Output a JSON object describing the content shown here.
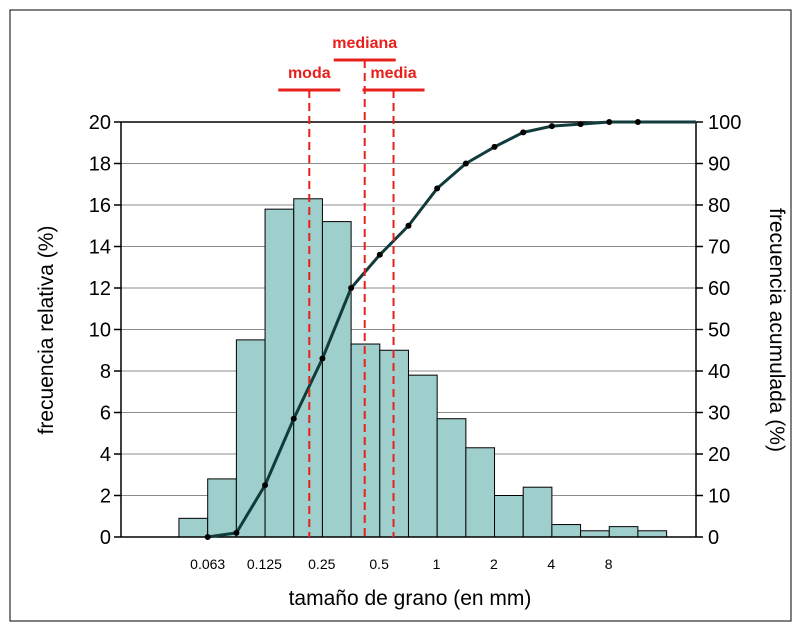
{
  "chart_data": {
    "type": "bar",
    "xlabel": "tamaño de grano (en mm)",
    "ylabel": "frecuencia relativa (%)",
    "y2label": "frecuencia acumulada (%)",
    "ylim": [
      0,
      20
    ],
    "y2lim": [
      0,
      100
    ],
    "yticks": [
      "0",
      "2",
      "4",
      "6",
      "8",
      "10",
      "12",
      "14",
      "16",
      "18",
      "20"
    ],
    "y2ticks": [
      "0",
      "10",
      "20",
      "30",
      "40",
      "50",
      "60",
      "70",
      "80",
      "90",
      "100"
    ],
    "x_scale": "log2",
    "xlim": [
      0.0221,
      23.0
    ],
    "xticks": [
      {
        "value": 0.063,
        "label": "0.063"
      },
      {
        "value": 0.125,
        "label": "0.125"
      },
      {
        "value": 0.25,
        "label": "0.25"
      },
      {
        "value": 0.5,
        "label": "0.5"
      },
      {
        "value": 1,
        "label": "1"
      },
      {
        "value": 2,
        "label": "2"
      },
      {
        "value": 4,
        "label": "4"
      },
      {
        "value": 8,
        "label": "8"
      }
    ],
    "grid": "horizontal",
    "histogram": {
      "name": "frecuencia relativa",
      "color": "#9fcfcd",
      "bin_edges": [
        0.0445,
        0.063,
        0.0891,
        0.126,
        0.1782,
        0.252,
        0.3564,
        0.504,
        0.7127,
        1.008,
        1.426,
        2.016,
        2.851,
        4.032,
        5.702,
        8.064,
        11.4,
        16.13
      ],
      "values": [
        0.9,
        2.8,
        9.5,
        15.8,
        16.3,
        15.2,
        9.3,
        9.0,
        7.8,
        5.7,
        4.3,
        2.0,
        2.4,
        0.6,
        0.3,
        0.5,
        0.3
      ]
    },
    "cumulative": {
      "name": "frecuencia acumulada",
      "color": "#123c3c",
      "x": [
        0.063,
        0.0891,
        0.126,
        0.1782,
        0.252,
        0.3564,
        0.504,
        0.7127,
        1.008,
        1.426,
        2.016,
        2.851,
        4.032,
        5.702,
        8.064,
        11.4
      ],
      "y": [
        0.0,
        1.0,
        12.5,
        28.5,
        43.0,
        60.0,
        68.0,
        75.0,
        84.0,
        90.0,
        94.0,
        97.5,
        99.0,
        99.5,
        100.0,
        100.0
      ]
    },
    "statistics": [
      {
        "label": "moda",
        "value": 0.215
      },
      {
        "label": "mediana",
        "value": 0.42
      },
      {
        "label": "media",
        "value": 0.595
      }
    ],
    "stat_color": "#e8201c"
  }
}
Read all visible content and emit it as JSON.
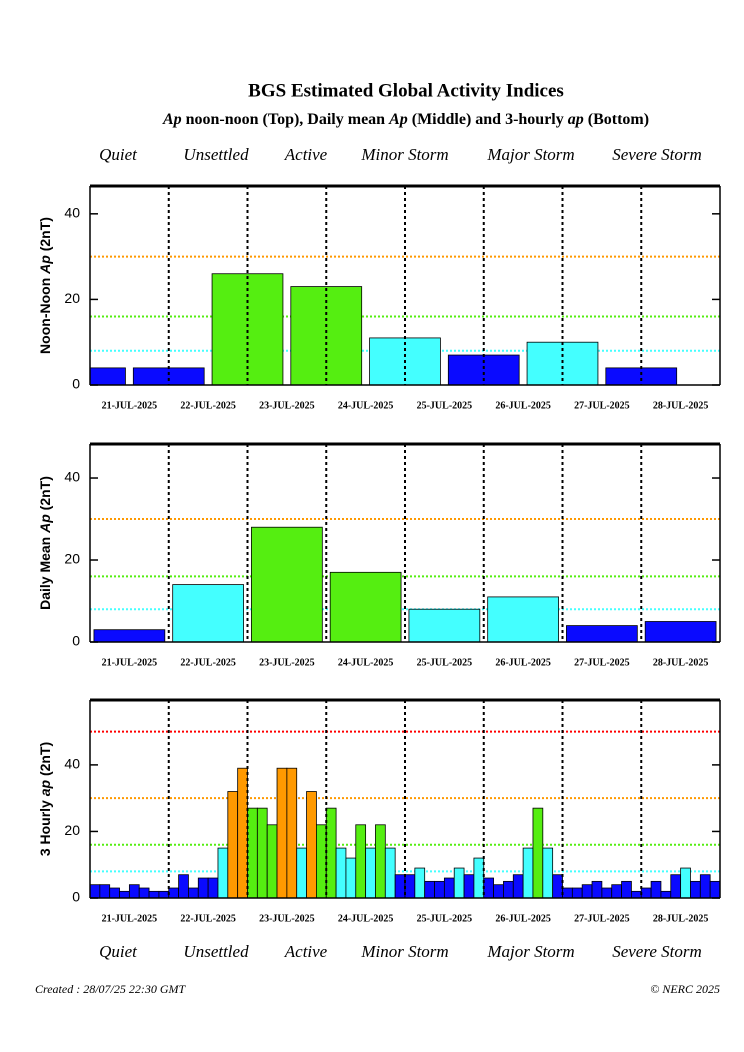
{
  "title": "BGS Estimated Global Activity Indices",
  "subtitle": "Ap noon-noon (Top), Daily mean Ap (Middle) and 3-hourly ap (Bottom)",
  "legend": [
    {
      "name": "Quiet",
      "color": "#0000cc"
    },
    {
      "name": "Unsettled",
      "color": "#44ffff"
    },
    {
      "name": "Active",
      "color": "#55ee11"
    },
    {
      "name": "Minor Storm",
      "color": "#ff9900"
    },
    {
      "name": "Major Storm",
      "color": "#ff0000"
    },
    {
      "name": "Severe Storm",
      "color": "#ff00ff"
    }
  ],
  "chart_data": [
    {
      "type": "bar",
      "bar_align": "edge",
      "ylabel": "Noon-Noon Ap (2nT)",
      "categories": [
        "21-JUL-2025",
        "22-JUL-2025",
        "23-JUL-2025",
        "24-JUL-2025",
        "25-JUL-2025",
        "26-JUL-2025",
        "27-JUL-2025",
        "28-JUL-2025"
      ],
      "values": [
        4,
        4,
        26,
        23,
        11,
        7,
        10,
        4
      ],
      "colors": [
        "#0a0aff",
        "#0a0aff",
        "#55ee11",
        "#55ee11",
        "#44ffff",
        "#0a0aff",
        "#44ffff",
        "#0a0aff"
      ],
      "ylim": [
        0,
        46.5
      ],
      "yticks": [
        0,
        20,
        40
      ],
      "thresholds": [
        {
          "value": 8,
          "color": "#44ffff"
        },
        {
          "value": 16,
          "color": "#55ee11"
        },
        {
          "value": 30,
          "color": "#ff9900"
        }
      ]
    },
    {
      "type": "bar",
      "bar_align": "center",
      "ylabel": "Daily Mean Ap (2nT)",
      "categories": [
        "21-JUL-2025",
        "22-JUL-2025",
        "23-JUL-2025",
        "24-JUL-2025",
        "25-JUL-2025",
        "26-JUL-2025",
        "27-JUL-2025",
        "28-JUL-2025"
      ],
      "values": [
        3,
        14,
        28,
        17,
        8,
        11,
        4,
        5
      ],
      "colors": [
        "#0a0aff",
        "#44ffff",
        "#55ee11",
        "#55ee11",
        "#44ffff",
        "#44ffff",
        "#0a0aff",
        "#0a0aff"
      ],
      "ylim": [
        0,
        48.3
      ],
      "yticks": [
        0,
        20,
        40
      ],
      "thresholds": [
        {
          "value": 8,
          "color": "#44ffff"
        },
        {
          "value": 16,
          "color": "#55ee11"
        },
        {
          "value": 30,
          "color": "#ff9900"
        }
      ]
    },
    {
      "type": "bar",
      "bar_align": "slot",
      "ylabel": "3 Hourly ap (2nT)",
      "day_labels": [
        "21-JUL-2025",
        "22-JUL-2025",
        "23-JUL-2025",
        "24-JUL-2025",
        "25-JUL-2025",
        "26-JUL-2025",
        "27-JUL-2025",
        "28-JUL-2025"
      ],
      "values": [
        4,
        4,
        3,
        2,
        4,
        3,
        2,
        2,
        3,
        7,
        3,
        6,
        6,
        15,
        32,
        39,
        27,
        27,
        22,
        39,
        39,
        15,
        32,
        22,
        27,
        15,
        12,
        22,
        15,
        22,
        15,
        7,
        7,
        9,
        5,
        5,
        6,
        9,
        7,
        12,
        6,
        4,
        5,
        7,
        15,
        27,
        15,
        7,
        3,
        3,
        4,
        5,
        3,
        4,
        5,
        2,
        3,
        5,
        2,
        7,
        9,
        5,
        7,
        5
      ],
      "colors": [
        "#0a0aff",
        "#0a0aff",
        "#0a0aff",
        "#0a0aff",
        "#0a0aff",
        "#0a0aff",
        "#0a0aff",
        "#0a0aff",
        "#0a0aff",
        "#0a0aff",
        "#0a0aff",
        "#0a0aff",
        "#0a0aff",
        "#44ffff",
        "#ff9900",
        "#ff9900",
        "#55ee11",
        "#55ee11",
        "#55ee11",
        "#ff9900",
        "#ff9900",
        "#44ffff",
        "#ff9900",
        "#55ee11",
        "#55ee11",
        "#44ffff",
        "#44ffff",
        "#55ee11",
        "#44ffff",
        "#55ee11",
        "#44ffff",
        "#0a0aff",
        "#0a0aff",
        "#44ffff",
        "#0a0aff",
        "#0a0aff",
        "#0a0aff",
        "#44ffff",
        "#0a0aff",
        "#44ffff",
        "#0a0aff",
        "#0a0aff",
        "#0a0aff",
        "#0a0aff",
        "#44ffff",
        "#55ee11",
        "#44ffff",
        "#0a0aff",
        "#0a0aff",
        "#0a0aff",
        "#0a0aff",
        "#0a0aff",
        "#0a0aff",
        "#0a0aff",
        "#0a0aff",
        "#0a0aff",
        "#0a0aff",
        "#0a0aff",
        "#0a0aff",
        "#0a0aff",
        "#44ffff",
        "#0a0aff",
        "#0a0aff",
        "#0a0aff"
      ],
      "ylim": [
        0,
        59.5
      ],
      "yticks": [
        0,
        20,
        40
      ],
      "thresholds": [
        {
          "value": 8,
          "color": "#44ffff"
        },
        {
          "value": 16,
          "color": "#55ee11"
        },
        {
          "value": 30,
          "color": "#ff9900"
        },
        {
          "value": 50,
          "color": "#ff0000"
        }
      ]
    }
  ],
  "footer": {
    "created": "Created : 28/07/25 22:30 GMT",
    "copyright": "© NERC 2025"
  }
}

(Work instructions) In the records above, locate every line with the string "acumulada" and copy it.

(Response below)
    "y2label": "frecuencia acumulada (%)",
      "name": "frecuencia acumulada",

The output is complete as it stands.